SET EXERCISE:
Reproduce all the entries precisely.

## Begin

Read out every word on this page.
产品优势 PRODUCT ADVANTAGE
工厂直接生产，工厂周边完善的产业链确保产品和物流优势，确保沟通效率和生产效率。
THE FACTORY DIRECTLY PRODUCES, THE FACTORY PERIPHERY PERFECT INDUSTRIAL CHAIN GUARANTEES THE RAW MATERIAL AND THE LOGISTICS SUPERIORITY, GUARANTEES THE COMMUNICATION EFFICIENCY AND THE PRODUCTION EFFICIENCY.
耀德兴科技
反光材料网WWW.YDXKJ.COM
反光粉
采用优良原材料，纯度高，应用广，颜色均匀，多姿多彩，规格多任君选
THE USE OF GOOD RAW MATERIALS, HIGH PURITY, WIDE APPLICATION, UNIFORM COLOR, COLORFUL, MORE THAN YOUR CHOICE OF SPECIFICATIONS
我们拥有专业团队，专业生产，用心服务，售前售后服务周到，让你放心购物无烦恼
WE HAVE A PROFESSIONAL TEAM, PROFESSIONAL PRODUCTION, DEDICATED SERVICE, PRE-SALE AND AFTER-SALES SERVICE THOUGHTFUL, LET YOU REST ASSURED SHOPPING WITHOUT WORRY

## End

EXERCISE RESULT:
Read out every word on this page.
产品优势 PRODUCT ADVANTAGE
工厂直接生产，工厂周边完善的产业链确保产品和物流优势，确保沟通效率和生产效率。
THE FACTORY DIRECTLY PRODUCES, THE FACTORY PERIPHERY PERFECT INDUSTRIAL CHAIN GUARANTEES THE RAW MATERIAL AND THE LOGISTICS SUPERIORITY, GUARANTEES THE COMMUNICATION EFFICIENCY AND THE PRODUCTION EFFICIENCY.
耀德兴科技
反光材料网WWW.YDXKJ.COM
反光粉
采用优良原材料，纯度高，应用广，颜色均匀，多姿多彩，规格多任君选
THE USE OF GOOD RAW MATERIALS, HIGH PURITY, WIDE APPLICATION, UNIFORM COLOR, COLORFUL, MORE THAN YOUR CHOICE OF SPECIFICATIONS
我们拥有专业团队，专业生产，用心服务，售前售后服务周到，让你放心购物无烦恼
WE HAVE A PROFESSIONAL TEAM, PROFESSIONAL PRODUCTION, DEDICATED SERVICE, PRE-SALE AND AFTER-SALES SERVICE THOUGHTFUL, LET YOU REST ASSURED SHOPPING WITHOUT WORRY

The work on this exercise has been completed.